* REQUIREMENTS
Copy every line of the data below verbatim, without changing a single character.

* INPUT DATA
- - - - -
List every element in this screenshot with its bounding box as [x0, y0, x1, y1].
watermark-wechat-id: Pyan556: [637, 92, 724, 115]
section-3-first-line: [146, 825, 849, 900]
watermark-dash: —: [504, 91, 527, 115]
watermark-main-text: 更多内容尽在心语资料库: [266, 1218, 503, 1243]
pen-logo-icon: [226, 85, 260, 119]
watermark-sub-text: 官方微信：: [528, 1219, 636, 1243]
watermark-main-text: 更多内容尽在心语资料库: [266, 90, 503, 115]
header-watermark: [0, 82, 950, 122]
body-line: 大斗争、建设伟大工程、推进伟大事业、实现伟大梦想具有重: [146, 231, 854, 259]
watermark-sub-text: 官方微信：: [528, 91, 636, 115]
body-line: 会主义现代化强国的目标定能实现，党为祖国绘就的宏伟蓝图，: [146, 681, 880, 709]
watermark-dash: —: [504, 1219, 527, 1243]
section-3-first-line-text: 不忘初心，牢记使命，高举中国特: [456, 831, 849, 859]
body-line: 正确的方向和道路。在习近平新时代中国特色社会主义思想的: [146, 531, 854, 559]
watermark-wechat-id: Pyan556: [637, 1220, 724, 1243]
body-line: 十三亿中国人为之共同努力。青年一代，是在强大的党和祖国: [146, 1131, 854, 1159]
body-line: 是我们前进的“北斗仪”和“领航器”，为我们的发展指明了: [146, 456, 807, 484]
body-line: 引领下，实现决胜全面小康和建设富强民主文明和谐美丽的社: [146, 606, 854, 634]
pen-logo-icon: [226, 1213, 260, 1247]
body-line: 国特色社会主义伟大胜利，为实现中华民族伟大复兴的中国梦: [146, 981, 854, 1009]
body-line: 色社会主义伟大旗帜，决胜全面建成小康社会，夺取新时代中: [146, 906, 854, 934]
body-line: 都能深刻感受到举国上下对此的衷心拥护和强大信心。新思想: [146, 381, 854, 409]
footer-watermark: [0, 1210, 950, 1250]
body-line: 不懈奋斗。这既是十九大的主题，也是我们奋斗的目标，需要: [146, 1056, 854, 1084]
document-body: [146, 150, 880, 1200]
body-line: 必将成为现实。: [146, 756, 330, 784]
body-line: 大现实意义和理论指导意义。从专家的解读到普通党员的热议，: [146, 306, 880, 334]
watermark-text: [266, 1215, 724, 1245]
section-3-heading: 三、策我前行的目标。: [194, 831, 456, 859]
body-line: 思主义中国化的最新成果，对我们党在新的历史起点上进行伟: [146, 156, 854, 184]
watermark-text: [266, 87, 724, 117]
- - - - -
* OUTPUT OF THE TASK
List every element in this screenshot with its bounding box as [x0, y0, x1, y1].
watermark-wechat-id: Pyan556: [637, 92, 724, 115]
section-3-first-line: [146, 825, 849, 900]
watermark-dash: —: [504, 91, 527, 115]
watermark-main-text: 更多内容尽在心语资料库: [266, 1218, 503, 1243]
pen-logo-icon: [226, 85, 260, 119]
watermark-sub-text: 官方微信：: [528, 1219, 636, 1243]
watermark-main-text: 更多内容尽在心语资料库: [266, 90, 503, 115]
header-watermark: [0, 82, 950, 122]
body-line: 大斗争、建设伟大工程、推进伟大事业、实现伟大梦想具有重: [146, 231, 854, 259]
watermark-sub-text: 官方微信：: [528, 91, 636, 115]
body-line: 会主义现代化强国的目标定能实现，党为祖国绘就的宏伟蓝图，: [146, 681, 880, 709]
watermark-dash: —: [504, 1219, 527, 1243]
section-3-first-line-text: 不忘初心，牢记使命，高举中国特: [456, 831, 849, 859]
body-line: 正确的方向和道路。在习近平新时代中国特色社会主义思想的: [146, 531, 854, 559]
watermark-wechat-id: Pyan556: [637, 1220, 724, 1243]
body-line: 十三亿中国人为之共同努力。青年一代，是在强大的党和祖国: [146, 1131, 854, 1159]
body-line: 是我们前进的“北斗仪”和“领航器”，为我们的发展指明了: [146, 456, 807, 484]
body-line: 引领下，实现决胜全面小康和建设富强民主文明和谐美丽的社: [146, 606, 854, 634]
pen-logo-icon: [226, 1213, 260, 1247]
body-line: 国特色社会主义伟大胜利，为实现中华民族伟大复兴的中国梦: [146, 981, 854, 1009]
body-line: 色社会主义伟大旗帜，决胜全面建成小康社会，夺取新时代中: [146, 906, 854, 934]
body-line: 都能深刻感受到举国上下对此的衷心拥护和强大信心。新思想: [146, 381, 854, 409]
footer-watermark: [0, 1210, 950, 1250]
body-line: 不懈奋斗。这既是十九大的主题，也是我们奋斗的目标，需要: [146, 1056, 854, 1084]
document-body: [146, 150, 880, 1200]
body-line: 必将成为现实。: [146, 756, 330, 784]
body-line: 大现实意义和理论指导意义。从专家的解读到普通党员的热议，: [146, 306, 880, 334]
watermark-text: [266, 1215, 724, 1245]
section-3-heading: 三、策我前行的目标。: [194, 831, 456, 859]
body-line: 思主义中国化的最新成果，对我们党在新的历史起点上进行伟: [146, 156, 854, 184]
watermark-text: [266, 87, 724, 117]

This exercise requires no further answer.